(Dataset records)
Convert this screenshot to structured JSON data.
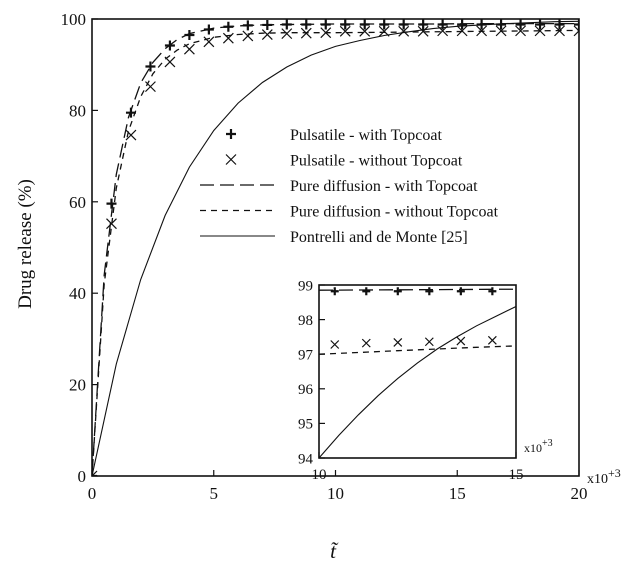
{
  "chart_data": [
    {
      "type": "line",
      "title": "",
      "xlabel": "t̃",
      "ylabel": "Drug release (%)",
      "xlim": [
        0,
        20
      ],
      "ylim": [
        0,
        100
      ],
      "x_ticks": [
        0,
        5,
        10,
        15,
        20
      ],
      "y_ticks": [
        0,
        20,
        40,
        60,
        80,
        100
      ],
      "x_scale_note": "x10+3",
      "grid": false,
      "legend_position": "center-right",
      "series": [
        {
          "name": "Pulsatile - with Topcoat",
          "style": "markers-plus",
          "x": [
            0,
            0.8,
            1.6,
            2.4,
            3.2,
            4.0,
            4.8,
            5.6,
            6.4,
            7.2,
            8.0,
            8.8,
            9.6,
            10.4,
            11.2,
            12.0,
            12.8,
            13.6,
            14.4,
            15.2,
            16.0,
            16.8,
            17.6,
            18.4,
            19.2,
            20.0
          ],
          "y": [
            0,
            59.6,
            79.5,
            89.6,
            94.2,
            96.5,
            97.7,
            98.3,
            98.6,
            98.7,
            98.8,
            98.8,
            98.8,
            98.8,
            98.8,
            98.8,
            98.8,
            98.8,
            98.8,
            98.8,
            98.8,
            98.8,
            98.8,
            98.8,
            98.8,
            98.8
          ]
        },
        {
          "name": "Pulsatile  - without Topcoat",
          "style": "markers-x",
          "x": [
            0,
            0.8,
            1.6,
            2.4,
            3.2,
            4.0,
            4.8,
            5.6,
            6.4,
            7.2,
            8.0,
            8.8,
            9.6,
            10.4,
            11.2,
            12.0,
            12.8,
            13.6,
            14.4,
            15.2,
            16.0,
            16.8,
            17.6,
            18.4,
            19.2,
            20.0
          ],
          "y": [
            0,
            55.2,
            74.6,
            85.2,
            90.6,
            93.4,
            95.0,
            95.8,
            96.3,
            96.6,
            96.8,
            96.9,
            97.0,
            97.3,
            97.3,
            97.3,
            97.3,
            97.3,
            97.4,
            97.4,
            97.4,
            97.4,
            97.4,
            97.4,
            97.4,
            97.4
          ]
        },
        {
          "name": "Pure diffusion - with Topcoat",
          "style": "long-dash",
          "x": [
            0,
            0.5,
            1,
            1.5,
            2,
            2.5,
            3,
            3.5,
            4,
            5,
            6,
            7,
            8,
            10,
            12,
            14,
            16,
            18,
            20
          ],
          "y": [
            0,
            44,
            66,
            78.5,
            86,
            90.5,
            93.5,
            95.5,
            96.8,
            98.0,
            98.5,
            98.7,
            98.8,
            98.9,
            98.9,
            98.9,
            99.0,
            99.0,
            99.0
          ]
        },
        {
          "name": "Pure diffusion - without Topcoat",
          "style": "short-dash",
          "x": [
            0,
            0.5,
            1,
            1.5,
            2,
            2.5,
            3,
            3.5,
            4,
            5,
            6,
            7,
            8,
            10,
            12,
            14,
            16,
            18,
            20
          ],
          "y": [
            0,
            42,
            63,
            75.5,
            83,
            88,
            91.2,
            93.2,
            94.6,
            96.0,
            96.6,
            96.9,
            97.0,
            97.0,
            97.1,
            97.2,
            97.3,
            97.4,
            97.5
          ]
        },
        {
          "name": "Pontrelli and de Monte [25]",
          "style": "solid",
          "x": [
            0,
            1,
            2,
            3,
            4,
            5,
            6,
            7,
            8,
            9,
            10,
            11,
            12,
            13,
            14,
            15,
            16,
            17,
            18,
            19,
            20
          ],
          "y": [
            0,
            24.5,
            43.0,
            57.0,
            67.6,
            75.6,
            81.6,
            86.1,
            89.5,
            92.1,
            94.0,
            95.3,
            96.4,
            97.2,
            97.9,
            98.4,
            98.7,
            99.0,
            99.2,
            99.4,
            99.5
          ]
        }
      ]
    },
    {
      "type": "line",
      "title": "",
      "xlabel": "",
      "ylabel": "",
      "xlim": [
        10,
        15
      ],
      "ylim": [
        94,
        99
      ],
      "x_ticks": [
        10,
        15
      ],
      "y_ticks": [
        94,
        95,
        96,
        97,
        98,
        99
      ],
      "x_scale_note": "x10+3",
      "grid": false,
      "series": [
        {
          "name": "Pulsatile - with Topcoat",
          "style": "markers-plus",
          "x": [
            10.4,
            11.2,
            12.0,
            12.8,
            13.6,
            14.4
          ],
          "y": [
            98.82,
            98.82,
            98.82,
            98.82,
            98.82,
            98.82
          ]
        },
        {
          "name": "Pulsatile  - without Topcoat",
          "style": "markers-x",
          "x": [
            10.4,
            11.2,
            12.0,
            12.8,
            13.6,
            14.4
          ],
          "y": [
            97.28,
            97.32,
            97.34,
            97.36,
            97.38,
            97.4
          ]
        },
        {
          "name": "Pure diffusion - with Topcoat",
          "style": "long-dash",
          "x": [
            10,
            15
          ],
          "y": [
            98.85,
            98.88
          ]
        },
        {
          "name": "Pure diffusion - without Topcoat",
          "style": "short-dash",
          "x": [
            10,
            11,
            12,
            13,
            14,
            15
          ],
          "y": [
            97.0,
            97.05,
            97.1,
            97.15,
            97.2,
            97.24
          ]
        },
        {
          "name": "Pontrelli and de Monte [25]",
          "style": "solid",
          "x": [
            10,
            10.5,
            11,
            11.5,
            12,
            12.5,
            13,
            13.5,
            14,
            14.5,
            15
          ],
          "y": [
            94.0,
            94.65,
            95.25,
            95.8,
            96.3,
            96.75,
            97.15,
            97.5,
            97.82,
            98.1,
            98.38
          ]
        }
      ]
    }
  ]
}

#### What you should do
Go through the listing above and write it out again exactly, dropping the pictures.

#### Answer for this exercise
Convert this screenshot to structured JSON data.
{
  "chart_data": [
    {
      "type": "line",
      "title": "",
      "xlabel": "t̃",
      "ylabel": "Drug release (%)",
      "xlim": [
        0,
        20
      ],
      "ylim": [
        0,
        100
      ],
      "x_ticks": [
        0,
        5,
        10,
        15,
        20
      ],
      "y_ticks": [
        0,
        20,
        40,
        60,
        80,
        100
      ],
      "x_scale_note": "x10+3",
      "grid": false,
      "legend_position": "center-right",
      "series": [
        {
          "name": "Pulsatile - with Topcoat",
          "style": "markers-plus",
          "x": [
            0,
            0.8,
            1.6,
            2.4,
            3.2,
            4.0,
            4.8,
            5.6,
            6.4,
            7.2,
            8.0,
            8.8,
            9.6,
            10.4,
            11.2,
            12.0,
            12.8,
            13.6,
            14.4,
            15.2,
            16.0,
            16.8,
            17.6,
            18.4,
            19.2,
            20.0
          ],
          "y": [
            0,
            59.6,
            79.5,
            89.6,
            94.2,
            96.5,
            97.7,
            98.3,
            98.6,
            98.7,
            98.8,
            98.8,
            98.8,
            98.8,
            98.8,
            98.8,
            98.8,
            98.8,
            98.8,
            98.8,
            98.8,
            98.8,
            98.8,
            98.8,
            98.8,
            98.8
          ]
        },
        {
          "name": "Pulsatile  - without Topcoat",
          "style": "markers-x",
          "x": [
            0,
            0.8,
            1.6,
            2.4,
            3.2,
            4.0,
            4.8,
            5.6,
            6.4,
            7.2,
            8.0,
            8.8,
            9.6,
            10.4,
            11.2,
            12.0,
            12.8,
            13.6,
            14.4,
            15.2,
            16.0,
            16.8,
            17.6,
            18.4,
            19.2,
            20.0
          ],
          "y": [
            0,
            55.2,
            74.6,
            85.2,
            90.6,
            93.4,
            95.0,
            95.8,
            96.3,
            96.6,
            96.8,
            96.9,
            97.0,
            97.3,
            97.3,
            97.3,
            97.3,
            97.3,
            97.4,
            97.4,
            97.4,
            97.4,
            97.4,
            97.4,
            97.4,
            97.4
          ]
        },
        {
          "name": "Pure diffusion - with Topcoat",
          "style": "long-dash",
          "x": [
            0,
            0.5,
            1,
            1.5,
            2,
            2.5,
            3,
            3.5,
            4,
            5,
            6,
            7,
            8,
            10,
            12,
            14,
            16,
            18,
            20
          ],
          "y": [
            0,
            44,
            66,
            78.5,
            86,
            90.5,
            93.5,
            95.5,
            96.8,
            98.0,
            98.5,
            98.7,
            98.8,
            98.9,
            98.9,
            98.9,
            99.0,
            99.0,
            99.0
          ]
        },
        {
          "name": "Pure diffusion - without Topcoat",
          "style": "short-dash",
          "x": [
            0,
            0.5,
            1,
            1.5,
            2,
            2.5,
            3,
            3.5,
            4,
            5,
            6,
            7,
            8,
            10,
            12,
            14,
            16,
            18,
            20
          ],
          "y": [
            0,
            42,
            63,
            75.5,
            83,
            88,
            91.2,
            93.2,
            94.6,
            96.0,
            96.6,
            96.9,
            97.0,
            97.0,
            97.1,
            97.2,
            97.3,
            97.4,
            97.5
          ]
        },
        {
          "name": "Pontrelli and de Monte [25]",
          "style": "solid",
          "x": [
            0,
            1,
            2,
            3,
            4,
            5,
            6,
            7,
            8,
            9,
            10,
            11,
            12,
            13,
            14,
            15,
            16,
            17,
            18,
            19,
            20
          ],
          "y": [
            0,
            24.5,
            43.0,
            57.0,
            67.6,
            75.6,
            81.6,
            86.1,
            89.5,
            92.1,
            94.0,
            95.3,
            96.4,
            97.2,
            97.9,
            98.4,
            98.7,
            99.0,
            99.2,
            99.4,
            99.5
          ]
        }
      ]
    },
    {
      "type": "line",
      "title": "",
      "xlabel": "",
      "ylabel": "",
      "xlim": [
        10,
        15
      ],
      "ylim": [
        94,
        99
      ],
      "x_ticks": [
        10,
        15
      ],
      "y_ticks": [
        94,
        95,
        96,
        97,
        98,
        99
      ],
      "x_scale_note": "x10+3",
      "grid": false,
      "series": [
        {
          "name": "Pulsatile - with Topcoat",
          "style": "markers-plus",
          "x": [
            10.4,
            11.2,
            12.0,
            12.8,
            13.6,
            14.4
          ],
          "y": [
            98.82,
            98.82,
            98.82,
            98.82,
            98.82,
            98.82
          ]
        },
        {
          "name": "Pulsatile  - without Topcoat",
          "style": "markers-x",
          "x": [
            10.4,
            11.2,
            12.0,
            12.8,
            13.6,
            14.4
          ],
          "y": [
            97.28,
            97.32,
            97.34,
            97.36,
            97.38,
            97.4
          ]
        },
        {
          "name": "Pure diffusion - with Topcoat",
          "style": "long-dash",
          "x": [
            10,
            15
          ],
          "y": [
            98.85,
            98.88
          ]
        },
        {
          "name": "Pure diffusion - without Topcoat",
          "style": "short-dash",
          "x": [
            10,
            11,
            12,
            13,
            14,
            15
          ],
          "y": [
            97.0,
            97.05,
            97.1,
            97.15,
            97.2,
            97.24
          ]
        },
        {
          "name": "Pontrelli and de Monte [25]",
          "style": "solid",
          "x": [
            10,
            10.5,
            11,
            11.5,
            12,
            12.5,
            13,
            13.5,
            14,
            14.5,
            15
          ],
          "y": [
            94.0,
            94.65,
            95.25,
            95.8,
            96.3,
            96.75,
            97.15,
            97.5,
            97.82,
            98.1,
            98.38
          ]
        }
      ]
    }
  ]
}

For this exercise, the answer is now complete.